— start —

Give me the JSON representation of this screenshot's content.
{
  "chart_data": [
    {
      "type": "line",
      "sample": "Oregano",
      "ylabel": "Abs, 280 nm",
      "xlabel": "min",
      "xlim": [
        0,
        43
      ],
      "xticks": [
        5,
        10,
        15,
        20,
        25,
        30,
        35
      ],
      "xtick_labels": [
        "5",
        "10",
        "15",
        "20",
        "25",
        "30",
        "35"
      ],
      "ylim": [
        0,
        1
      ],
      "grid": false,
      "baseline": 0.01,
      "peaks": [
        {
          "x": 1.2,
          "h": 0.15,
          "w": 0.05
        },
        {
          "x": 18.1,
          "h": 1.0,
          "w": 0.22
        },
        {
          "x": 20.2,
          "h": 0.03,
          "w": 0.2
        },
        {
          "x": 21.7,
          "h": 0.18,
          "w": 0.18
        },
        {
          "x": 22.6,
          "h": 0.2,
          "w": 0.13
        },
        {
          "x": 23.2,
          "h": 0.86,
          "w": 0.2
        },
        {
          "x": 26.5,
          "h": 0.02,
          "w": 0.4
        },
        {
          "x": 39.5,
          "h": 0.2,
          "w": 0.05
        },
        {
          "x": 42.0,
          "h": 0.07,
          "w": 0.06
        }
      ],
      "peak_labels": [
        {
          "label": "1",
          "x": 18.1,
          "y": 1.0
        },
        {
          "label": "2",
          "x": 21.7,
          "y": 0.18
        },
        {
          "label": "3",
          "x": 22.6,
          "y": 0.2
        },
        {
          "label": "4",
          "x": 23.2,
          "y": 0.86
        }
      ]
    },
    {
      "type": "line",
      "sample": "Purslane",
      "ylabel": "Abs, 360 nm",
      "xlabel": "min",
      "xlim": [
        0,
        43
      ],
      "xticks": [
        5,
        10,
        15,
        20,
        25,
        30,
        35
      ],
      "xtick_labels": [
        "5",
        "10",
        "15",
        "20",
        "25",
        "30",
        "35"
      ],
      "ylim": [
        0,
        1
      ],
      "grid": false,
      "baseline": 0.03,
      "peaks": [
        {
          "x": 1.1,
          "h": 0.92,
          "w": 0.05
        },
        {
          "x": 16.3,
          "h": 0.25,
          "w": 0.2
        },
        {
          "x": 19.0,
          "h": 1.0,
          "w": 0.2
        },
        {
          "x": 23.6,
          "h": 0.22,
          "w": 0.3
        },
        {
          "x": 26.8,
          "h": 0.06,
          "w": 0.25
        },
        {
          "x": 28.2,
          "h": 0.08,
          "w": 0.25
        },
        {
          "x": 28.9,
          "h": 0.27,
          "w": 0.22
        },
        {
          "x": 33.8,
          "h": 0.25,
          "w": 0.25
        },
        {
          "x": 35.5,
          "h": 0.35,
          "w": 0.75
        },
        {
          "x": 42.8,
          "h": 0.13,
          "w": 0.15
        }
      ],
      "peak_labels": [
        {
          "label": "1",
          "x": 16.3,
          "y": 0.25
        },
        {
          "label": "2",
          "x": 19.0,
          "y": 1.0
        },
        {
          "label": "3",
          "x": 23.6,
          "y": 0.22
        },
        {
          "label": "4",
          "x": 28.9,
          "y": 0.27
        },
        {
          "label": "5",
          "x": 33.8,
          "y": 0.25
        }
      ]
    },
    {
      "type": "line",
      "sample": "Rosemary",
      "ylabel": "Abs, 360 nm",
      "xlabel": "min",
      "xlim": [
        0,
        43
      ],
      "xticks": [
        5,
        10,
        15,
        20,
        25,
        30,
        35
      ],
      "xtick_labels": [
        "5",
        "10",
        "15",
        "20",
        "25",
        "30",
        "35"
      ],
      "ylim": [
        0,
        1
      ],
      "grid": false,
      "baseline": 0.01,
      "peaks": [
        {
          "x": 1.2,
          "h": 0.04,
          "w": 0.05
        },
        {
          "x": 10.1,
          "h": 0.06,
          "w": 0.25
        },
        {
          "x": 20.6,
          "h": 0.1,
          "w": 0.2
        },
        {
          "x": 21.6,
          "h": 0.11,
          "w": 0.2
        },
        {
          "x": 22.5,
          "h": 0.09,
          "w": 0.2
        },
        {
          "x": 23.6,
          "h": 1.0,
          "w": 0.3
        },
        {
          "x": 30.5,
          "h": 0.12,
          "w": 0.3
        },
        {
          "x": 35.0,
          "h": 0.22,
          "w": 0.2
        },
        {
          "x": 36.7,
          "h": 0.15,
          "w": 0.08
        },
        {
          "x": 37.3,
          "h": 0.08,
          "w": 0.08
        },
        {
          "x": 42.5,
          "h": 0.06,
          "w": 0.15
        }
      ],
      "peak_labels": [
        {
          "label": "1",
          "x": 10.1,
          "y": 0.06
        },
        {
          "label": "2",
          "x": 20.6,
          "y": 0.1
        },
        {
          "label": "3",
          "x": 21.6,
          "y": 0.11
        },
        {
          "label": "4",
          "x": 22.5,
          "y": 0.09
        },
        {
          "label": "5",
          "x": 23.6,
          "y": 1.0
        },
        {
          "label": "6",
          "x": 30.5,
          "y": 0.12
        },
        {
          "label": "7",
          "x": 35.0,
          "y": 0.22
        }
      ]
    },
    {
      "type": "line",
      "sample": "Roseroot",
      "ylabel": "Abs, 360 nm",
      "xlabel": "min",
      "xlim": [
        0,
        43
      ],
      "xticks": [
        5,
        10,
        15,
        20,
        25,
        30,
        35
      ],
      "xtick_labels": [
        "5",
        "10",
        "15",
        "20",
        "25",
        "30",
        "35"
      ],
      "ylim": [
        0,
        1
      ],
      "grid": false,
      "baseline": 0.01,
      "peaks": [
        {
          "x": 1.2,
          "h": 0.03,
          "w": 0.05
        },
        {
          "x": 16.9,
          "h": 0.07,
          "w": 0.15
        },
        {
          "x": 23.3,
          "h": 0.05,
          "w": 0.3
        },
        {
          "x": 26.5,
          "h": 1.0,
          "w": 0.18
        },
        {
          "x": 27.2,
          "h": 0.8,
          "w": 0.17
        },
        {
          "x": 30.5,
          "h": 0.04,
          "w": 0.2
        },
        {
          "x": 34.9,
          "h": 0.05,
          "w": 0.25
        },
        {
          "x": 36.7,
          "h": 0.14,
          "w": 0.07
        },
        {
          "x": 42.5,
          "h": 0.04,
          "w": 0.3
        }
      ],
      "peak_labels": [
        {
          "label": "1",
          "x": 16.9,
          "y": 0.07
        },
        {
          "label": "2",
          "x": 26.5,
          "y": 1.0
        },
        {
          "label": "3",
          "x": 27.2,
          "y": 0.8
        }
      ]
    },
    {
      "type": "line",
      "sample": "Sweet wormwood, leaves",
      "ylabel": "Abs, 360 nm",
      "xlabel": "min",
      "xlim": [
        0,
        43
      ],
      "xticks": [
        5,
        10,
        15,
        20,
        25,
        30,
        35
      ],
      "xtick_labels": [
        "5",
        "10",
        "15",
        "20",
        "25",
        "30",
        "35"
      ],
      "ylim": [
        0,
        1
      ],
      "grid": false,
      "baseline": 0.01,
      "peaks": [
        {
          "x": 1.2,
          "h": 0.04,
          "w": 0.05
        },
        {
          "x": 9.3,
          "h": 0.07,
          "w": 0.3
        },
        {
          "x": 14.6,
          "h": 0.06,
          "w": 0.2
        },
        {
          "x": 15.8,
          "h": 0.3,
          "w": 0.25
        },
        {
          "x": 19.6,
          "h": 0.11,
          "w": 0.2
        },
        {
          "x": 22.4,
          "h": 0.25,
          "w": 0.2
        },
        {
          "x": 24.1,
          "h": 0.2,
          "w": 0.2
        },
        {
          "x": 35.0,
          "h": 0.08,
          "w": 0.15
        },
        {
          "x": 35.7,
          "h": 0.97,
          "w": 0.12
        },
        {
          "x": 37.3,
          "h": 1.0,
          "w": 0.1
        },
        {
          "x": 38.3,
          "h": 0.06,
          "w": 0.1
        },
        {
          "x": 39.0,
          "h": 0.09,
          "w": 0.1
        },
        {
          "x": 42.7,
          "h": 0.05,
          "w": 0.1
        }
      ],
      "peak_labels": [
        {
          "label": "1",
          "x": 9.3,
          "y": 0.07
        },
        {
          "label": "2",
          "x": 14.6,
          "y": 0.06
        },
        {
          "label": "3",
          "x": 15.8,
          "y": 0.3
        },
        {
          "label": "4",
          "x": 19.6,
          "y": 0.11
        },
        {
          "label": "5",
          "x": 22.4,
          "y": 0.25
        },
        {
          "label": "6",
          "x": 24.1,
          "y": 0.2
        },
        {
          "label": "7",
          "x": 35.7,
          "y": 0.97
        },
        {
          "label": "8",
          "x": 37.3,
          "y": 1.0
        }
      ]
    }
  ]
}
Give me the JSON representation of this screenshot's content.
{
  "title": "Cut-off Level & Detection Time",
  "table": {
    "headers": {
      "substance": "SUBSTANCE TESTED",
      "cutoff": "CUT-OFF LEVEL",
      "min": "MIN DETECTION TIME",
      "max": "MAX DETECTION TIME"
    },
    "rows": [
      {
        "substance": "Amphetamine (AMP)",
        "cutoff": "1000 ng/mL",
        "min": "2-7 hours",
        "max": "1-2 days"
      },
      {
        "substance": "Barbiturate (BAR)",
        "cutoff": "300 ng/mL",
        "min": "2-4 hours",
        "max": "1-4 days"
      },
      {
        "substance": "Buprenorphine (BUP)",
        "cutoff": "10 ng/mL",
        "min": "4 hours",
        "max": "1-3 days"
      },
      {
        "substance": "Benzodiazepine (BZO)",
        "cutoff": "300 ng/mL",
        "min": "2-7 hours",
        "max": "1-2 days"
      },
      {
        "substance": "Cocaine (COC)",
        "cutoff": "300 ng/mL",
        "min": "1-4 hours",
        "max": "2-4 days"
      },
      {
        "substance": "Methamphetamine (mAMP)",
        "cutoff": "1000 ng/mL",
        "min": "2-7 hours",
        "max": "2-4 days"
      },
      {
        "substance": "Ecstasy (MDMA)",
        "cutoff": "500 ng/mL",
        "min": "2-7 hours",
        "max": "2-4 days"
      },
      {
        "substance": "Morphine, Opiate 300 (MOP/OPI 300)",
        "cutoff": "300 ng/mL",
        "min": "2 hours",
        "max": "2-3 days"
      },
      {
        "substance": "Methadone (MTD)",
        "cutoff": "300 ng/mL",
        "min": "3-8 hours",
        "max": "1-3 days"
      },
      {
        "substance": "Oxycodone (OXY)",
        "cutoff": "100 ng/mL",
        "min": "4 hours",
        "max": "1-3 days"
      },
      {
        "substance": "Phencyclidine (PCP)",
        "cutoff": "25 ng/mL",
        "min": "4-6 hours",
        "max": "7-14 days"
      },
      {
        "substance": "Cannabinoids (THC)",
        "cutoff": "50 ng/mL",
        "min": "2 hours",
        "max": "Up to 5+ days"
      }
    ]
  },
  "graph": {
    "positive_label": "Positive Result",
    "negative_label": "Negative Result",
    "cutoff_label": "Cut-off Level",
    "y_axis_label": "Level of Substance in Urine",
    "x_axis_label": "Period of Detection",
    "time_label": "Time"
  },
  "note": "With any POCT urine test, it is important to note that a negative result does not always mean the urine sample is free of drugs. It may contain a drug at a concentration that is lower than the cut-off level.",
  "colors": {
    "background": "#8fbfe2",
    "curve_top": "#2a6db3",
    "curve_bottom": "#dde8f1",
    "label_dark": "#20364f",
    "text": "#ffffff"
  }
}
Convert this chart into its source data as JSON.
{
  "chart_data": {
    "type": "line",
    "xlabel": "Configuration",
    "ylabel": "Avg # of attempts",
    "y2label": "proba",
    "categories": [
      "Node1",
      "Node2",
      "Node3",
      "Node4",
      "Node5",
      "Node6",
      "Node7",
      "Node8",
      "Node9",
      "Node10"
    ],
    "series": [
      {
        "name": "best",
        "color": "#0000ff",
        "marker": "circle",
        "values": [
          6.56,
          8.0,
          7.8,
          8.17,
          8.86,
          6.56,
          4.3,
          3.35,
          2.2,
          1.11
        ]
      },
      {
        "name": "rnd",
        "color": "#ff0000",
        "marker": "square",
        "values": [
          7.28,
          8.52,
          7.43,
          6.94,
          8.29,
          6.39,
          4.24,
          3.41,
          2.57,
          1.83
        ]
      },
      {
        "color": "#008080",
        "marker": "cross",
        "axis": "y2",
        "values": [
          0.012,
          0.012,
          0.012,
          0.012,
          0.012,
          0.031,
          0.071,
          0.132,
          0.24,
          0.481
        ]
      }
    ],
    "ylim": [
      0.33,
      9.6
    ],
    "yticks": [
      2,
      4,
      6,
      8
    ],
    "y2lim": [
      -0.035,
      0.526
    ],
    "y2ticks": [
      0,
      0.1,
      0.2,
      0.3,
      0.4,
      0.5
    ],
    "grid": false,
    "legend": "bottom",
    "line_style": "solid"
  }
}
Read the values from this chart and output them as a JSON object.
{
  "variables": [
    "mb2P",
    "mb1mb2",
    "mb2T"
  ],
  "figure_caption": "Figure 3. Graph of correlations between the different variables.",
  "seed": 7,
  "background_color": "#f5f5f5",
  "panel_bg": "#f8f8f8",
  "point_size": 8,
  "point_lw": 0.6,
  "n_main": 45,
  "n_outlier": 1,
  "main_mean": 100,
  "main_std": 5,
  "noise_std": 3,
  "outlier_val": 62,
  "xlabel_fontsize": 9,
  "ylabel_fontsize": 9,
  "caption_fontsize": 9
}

— end —

#### PROBLEM STATEMENT:
Quote only the lines from the line containing "Read the values" through the end of the entries, keeping the first and the last.

#### RESULT OF THIS EXERCISE:
Read the values from this chart and output them as a JSON object.
{
  "variables": [
    "mb2P",
    "mb1mb2",
    "mb2T"
  ],
  "figure_caption": "Figure 3. Graph of correlations between the different variables.",
  "seed": 7,
  "background_color": "#f5f5f5",
  "panel_bg": "#f8f8f8",
  "point_size": 8,
  "point_lw": 0.6,
  "n_main": 45,
  "n_outlier": 1,
  "main_mean": 100,
  "main_std": 5,
  "noise_std": 3,
  "outlier_val": 62,
  "xlabel_fontsize": 9,
  "ylabel_fontsize": 9,
  "caption_fontsize": 9
}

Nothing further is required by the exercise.